— What is being asked —
Copy the data exactly as it appears, and do not include any pictures.

— Supplied records —
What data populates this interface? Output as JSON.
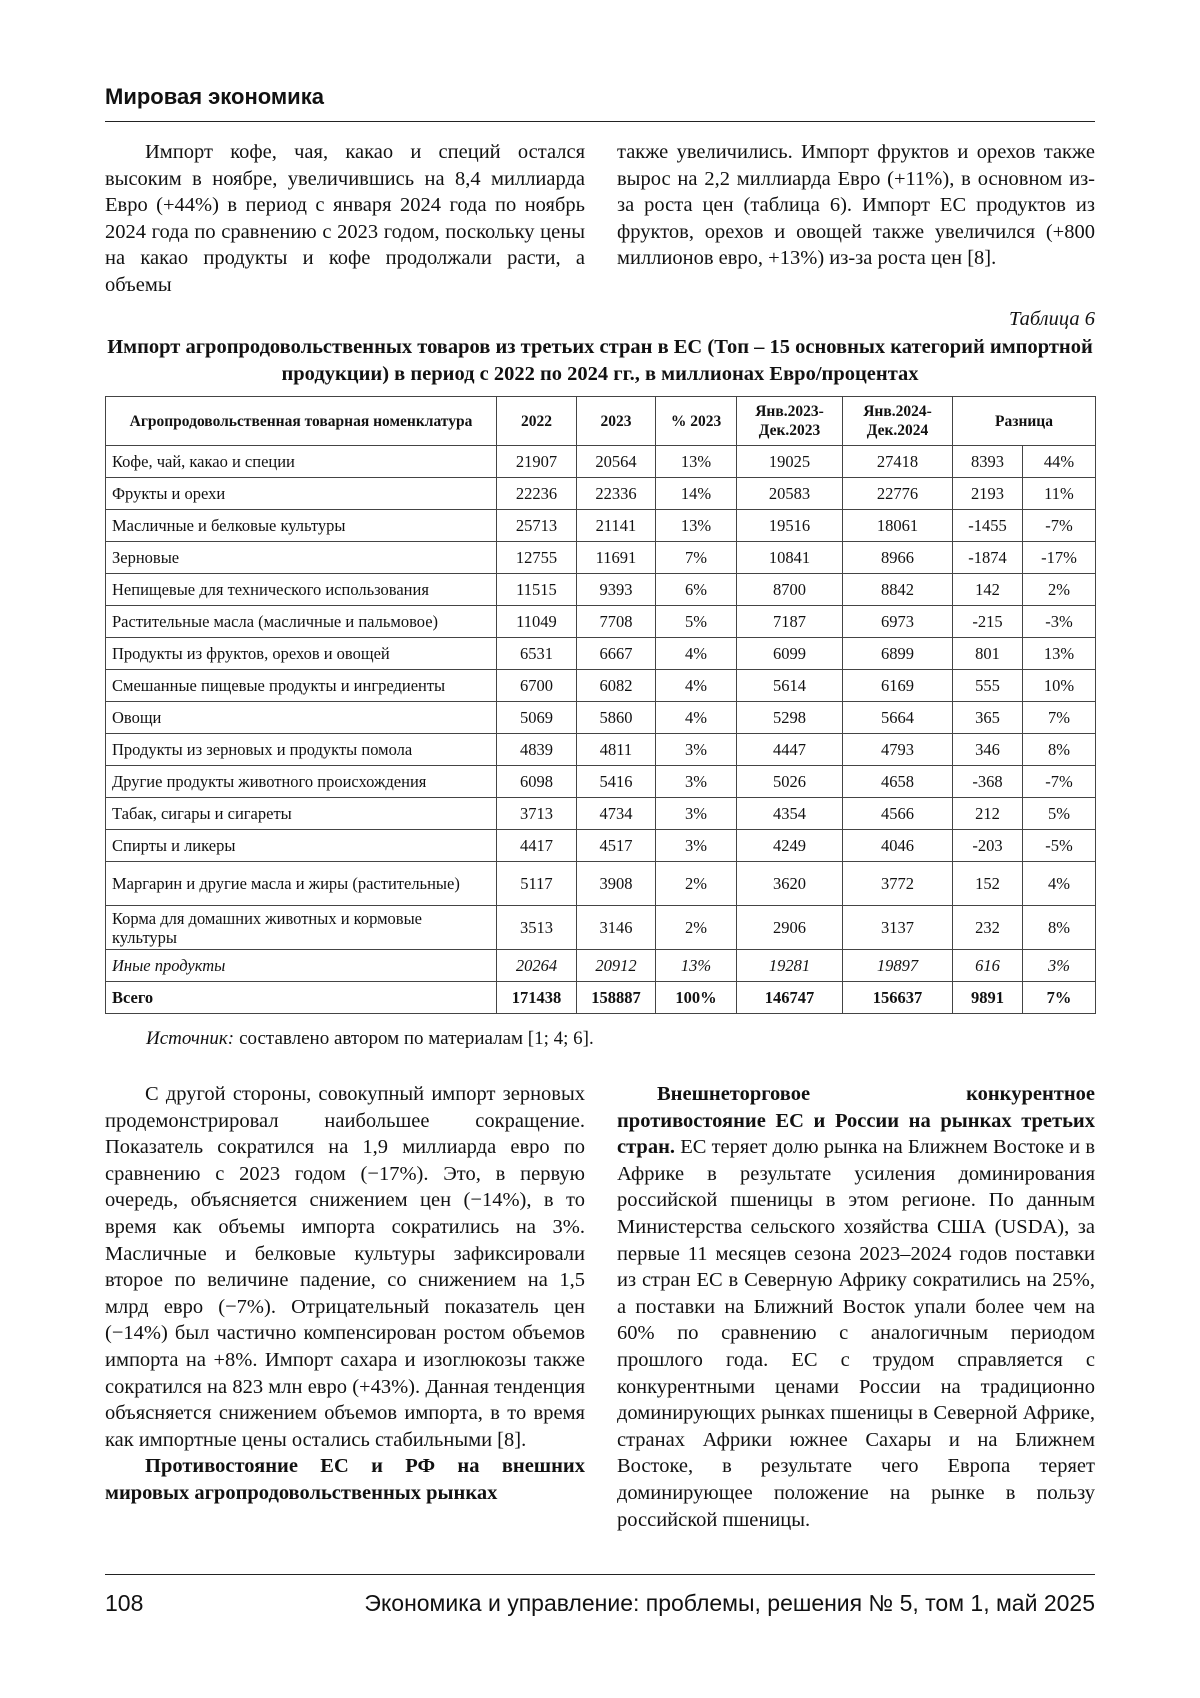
{
  "header": {
    "running_title": "Мировая экономика"
  },
  "intro": {
    "left": "Импорт кофе, чая, какао и специй остался высоким в ноябре, увеличившись на 8,4 миллиарда Евро (+44%) в период с января 2024 года по ноябрь 2024 года по сравнению с 2023 годом, поскольку цены на какао продукты и кофе продолжали расти, а объемы",
    "right": "также увеличились. Импорт фруктов и орехов также вырос на 2,2 миллиарда Евро (+11%), в основном из-за роста цен (таблица 6). Импорт ЕС продуктов из фруктов, орехов и овощей также увеличился (+800 миллионов евро, +13%) из-за роста цен [8]."
  },
  "table": {
    "label": "Таблица 6",
    "title": "Импорт агропродовольственных товаров из третьих стран в ЕС (Топ – 15 основных категорий импортной продукции) в период с 2022 по 2024 гг., в миллионах Евро/процентах",
    "columns": [
      "Агропродовольственная товарная номенклатура",
      "2022",
      "2023",
      "% 2023",
      "Янв.2023-Дек.2023",
      "Янв.2024-Дек.2024",
      "Разница"
    ],
    "rows": [
      [
        "Кофе, чай, какао и специи",
        "21907",
        "20564",
        "13%",
        "19025",
        "27418",
        "8393",
        "44%"
      ],
      [
        "Фрукты и орехи",
        "22236",
        "22336",
        "14%",
        "20583",
        "22776",
        "2193",
        "11%"
      ],
      [
        "Масличные и белковые культуры",
        "25713",
        "21141",
        "13%",
        "19516",
        "18061",
        "-1455",
        "-7%"
      ],
      [
        "Зерновые",
        "12755",
        "11691",
        "7%",
        "10841",
        "8966",
        "-1874",
        "-17%"
      ],
      [
        "Непищевые для технического использования",
        "11515",
        "9393",
        "6%",
        "8700",
        "8842",
        "142",
        "2%"
      ],
      [
        "Растительные масла (масличные и пальмовое)",
        "11049",
        "7708",
        "5%",
        "7187",
        "6973",
        "-215",
        "-3%"
      ],
      [
        "Продукты из фруктов, орехов и овощей",
        "6531",
        "6667",
        "4%",
        "6099",
        "6899",
        "801",
        "13%"
      ],
      [
        "Смешанные пищевые продукты и ингредиенты",
        "6700",
        "6082",
        "4%",
        "5614",
        "6169",
        "555",
        "10%"
      ],
      [
        "Овощи",
        "5069",
        "5860",
        "4%",
        "5298",
        "5664",
        "365",
        "7%"
      ],
      [
        "Продукты из зерновых и продукты помола",
        "4839",
        "4811",
        "3%",
        "4447",
        "4793",
        "346",
        "8%"
      ],
      [
        "Другие продукты животного происхождения",
        "6098",
        "5416",
        "3%",
        "5026",
        "4658",
        "-368",
        "-7%"
      ],
      [
        "Табак, сигары и сигареты",
        "3713",
        "4734",
        "3%",
        "4354",
        "4566",
        "212",
        "5%"
      ],
      [
        "Спирты и ликеры",
        "4417",
        "4517",
        "3%",
        "4249",
        "4046",
        "-203",
        "-5%"
      ],
      [
        "Маргарин и другие масла и жиры (растительные)",
        "5117",
        "3908",
        "2%",
        "3620",
        "3772",
        "152",
        "4%"
      ],
      [
        "Корма для домашних животных и кормовые культуры",
        "3513",
        "3146",
        "2%",
        "2906",
        "3137",
        "232",
        "8%"
      ],
      [
        "Иные продукты",
        "20264",
        "20912",
        "13%",
        "19281",
        "19897",
        "616",
        "3%"
      ],
      [
        "Всего",
        "171438",
        "158887",
        "100%",
        "146747",
        "156637",
        "9891",
        "7%"
      ]
    ],
    "source_label": "Источник:",
    "source_text": "составлено автором по материалам [1; 4; 6]."
  },
  "body": {
    "left_paragraph": "С другой стороны, совокупный импорт зерновых продемонстрировал наибольшее сокращение. Показатель сократился на 1,9 миллиарда евро по сравнению с 2023 годом (−17%). Это, в первую очередь, объясняется снижением цен (−14%), в то время как объемы импорта сократились на 3%. Масличные и белковые культуры зафиксировали второе по величине падение, со снижением на 1,5 млрд евро (−7%). Отрицательный показатель цен (−14%) был частично компенсирован ростом объемов импорта на +8%. Импорт сахара и изоглюкозы также сократился на 823 млн евро (+43%). Данная тенденция объясняется снижением объемов импорта, в то время как импортные цены остались стабильными [8].",
    "left_heading": "Противостояние ЕС и РФ на внешних мировых агропродовольственных рынках",
    "right_lead": "Внешнеторговое конкурентное противостояние ЕС и России на рынках третьих стран.",
    "right_text": "ЕС теряет долю рынка на Ближнем Востоке и в Африке в результате усиления доминирования российской пшеницы в этом регионе. По данным Министерства сельского хозяйства США (USDA), за первые 11 месяцев сезона 2023–2024 годов поставки из стран ЕС в Северную Африку сократились на 25%, а поставки на Ближний Восток упали более чем на 60% по сравнению с аналогичным периодом прошлого года. ЕС с трудом справляется с конкурентными ценами России на традиционно доминирующих рынках пшеницы в Северной Африке, странах Африки южнее Сахары и на Ближнем Востоке, в результате чего Европа теряет доминирующее положение на рынке в пользу российской пшеницы."
  },
  "footer": {
    "page_number": "108",
    "journal": "Экономика и управление: проблемы, решения № 5, том 1, май 2025"
  }
}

— Complete output —
What data populates this interface? Output as JSON.
{
  "header": {
    "running_title": "Мировая экономика"
  },
  "intro": {
    "left": "Импорт кофе, чая, какао и специй остался высоким в ноябре, увеличившись на 8,4 миллиарда Евро (+44%) в период с января 2024 года по ноябрь 2024 года по сравнению с 2023 годом, поскольку цены на какао продукты и кофе продолжали расти, а объемы",
    "right": "также увеличились. Импорт фруктов и орехов также вырос на 2,2 миллиарда Евро (+11%), в основном из-за роста цен (таблица 6). Импорт ЕС продуктов из фруктов, орехов и овощей также увеличился (+800 миллионов евро, +13%) из-за роста цен [8]."
  },
  "table": {
    "label": "Таблица 6",
    "title": "Импорт агропродовольственных товаров из третьих стран в ЕС (Топ – 15 основных категорий импортной продукции) в период с 2022 по 2024 гг., в миллионах Евро/процентах",
    "columns": [
      "Агропродовольственная товарная номенклатура",
      "2022",
      "2023",
      "% 2023",
      "Янв.2023-Дек.2023",
      "Янв.2024-Дек.2024",
      "Разница"
    ],
    "rows": [
      [
        "Кофе, чай, какао и специи",
        "21907",
        "20564",
        "13%",
        "19025",
        "27418",
        "8393",
        "44%"
      ],
      [
        "Фрукты и орехи",
        "22236",
        "22336",
        "14%",
        "20583",
        "22776",
        "2193",
        "11%"
      ],
      [
        "Масличные и белковые культуры",
        "25713",
        "21141",
        "13%",
        "19516",
        "18061",
        "-1455",
        "-7%"
      ],
      [
        "Зерновые",
        "12755",
        "11691",
        "7%",
        "10841",
        "8966",
        "-1874",
        "-17%"
      ],
      [
        "Непищевые для технического использования",
        "11515",
        "9393",
        "6%",
        "8700",
        "8842",
        "142",
        "2%"
      ],
      [
        "Растительные масла (масличные и пальмовое)",
        "11049",
        "7708",
        "5%",
        "7187",
        "6973",
        "-215",
        "-3%"
      ],
      [
        "Продукты из фруктов, орехов и овощей",
        "6531",
        "6667",
        "4%",
        "6099",
        "6899",
        "801",
        "13%"
      ],
      [
        "Смешанные пищевые продукты и ингредиенты",
        "6700",
        "6082",
        "4%",
        "5614",
        "6169",
        "555",
        "10%"
      ],
      [
        "Овощи",
        "5069",
        "5860",
        "4%",
        "5298",
        "5664",
        "365",
        "7%"
      ],
      [
        "Продукты из зерновых и продукты помола",
        "4839",
        "4811",
        "3%",
        "4447",
        "4793",
        "346",
        "8%"
      ],
      [
        "Другие продукты животного происхождения",
        "6098",
        "5416",
        "3%",
        "5026",
        "4658",
        "-368",
        "-7%"
      ],
      [
        "Табак, сигары и сигареты",
        "3713",
        "4734",
        "3%",
        "4354",
        "4566",
        "212",
        "5%"
      ],
      [
        "Спирты и ликеры",
        "4417",
        "4517",
        "3%",
        "4249",
        "4046",
        "-203",
        "-5%"
      ],
      [
        "Маргарин и другие масла и жиры (растительные)",
        "5117",
        "3908",
        "2%",
        "3620",
        "3772",
        "152",
        "4%"
      ],
      [
        "Корма для домашних животных и кормовые культуры",
        "3513",
        "3146",
        "2%",
        "2906",
        "3137",
        "232",
        "8%"
      ],
      [
        "Иные продукты",
        "20264",
        "20912",
        "13%",
        "19281",
        "19897",
        "616",
        "3%"
      ],
      [
        "Всего",
        "171438",
        "158887",
        "100%",
        "146747",
        "156637",
        "9891",
        "7%"
      ]
    ],
    "source_label": "Источник:",
    "source_text": "составлено автором по материалам [1; 4; 6]."
  },
  "body": {
    "left_paragraph": "С другой стороны, совокупный импорт зерновых продемонстрировал наибольшее сокращение. Показатель сократился на 1,9 миллиарда евро по сравнению с 2023 годом (−17%). Это, в первую очередь, объясняется снижением цен (−14%), в то время как объемы импорта сократились на 3%. Масличные и белковые культуры зафиксировали второе по величине падение, со снижением на 1,5 млрд евро (−7%). Отрицательный показатель цен (−14%) был частично компенсирован ростом объемов импорта на +8%. Импорт сахара и изоглюкозы также сократился на 823 млн евро (+43%). Данная тенденция объясняется снижением объемов импорта, в то время как импортные цены остались стабильными [8].",
    "left_heading": "Противостояние ЕС и РФ на внешних мировых агропродовольственных рынках",
    "right_lead": "Внешнеторговое конкурентное противостояние ЕС и России на рынках третьих стран.",
    "right_text": "ЕС теряет долю рынка на Ближнем Востоке и в Африке в результате усиления доминирования российской пшеницы в этом регионе. По данным Министерства сельского хозяйства США (USDA), за первые 11 месяцев сезона 2023–2024 годов поставки из стран ЕС в Северную Африку сократились на 25%, а поставки на Ближний Восток упали более чем на 60% по сравнению с аналогичным периодом прошлого года. ЕС с трудом справляется с конкурентными ценами России на традиционно доминирующих рынках пшеницы в Северной Африке, странах Африки южнее Сахары и на Ближнем Востоке, в результате чего Европа теряет доминирующее положение на рынке в пользу российской пшеницы."
  },
  "footer": {
    "page_number": "108",
    "journal": "Экономика и управление: проблемы, решения № 5, том 1, май 2025"
  }
}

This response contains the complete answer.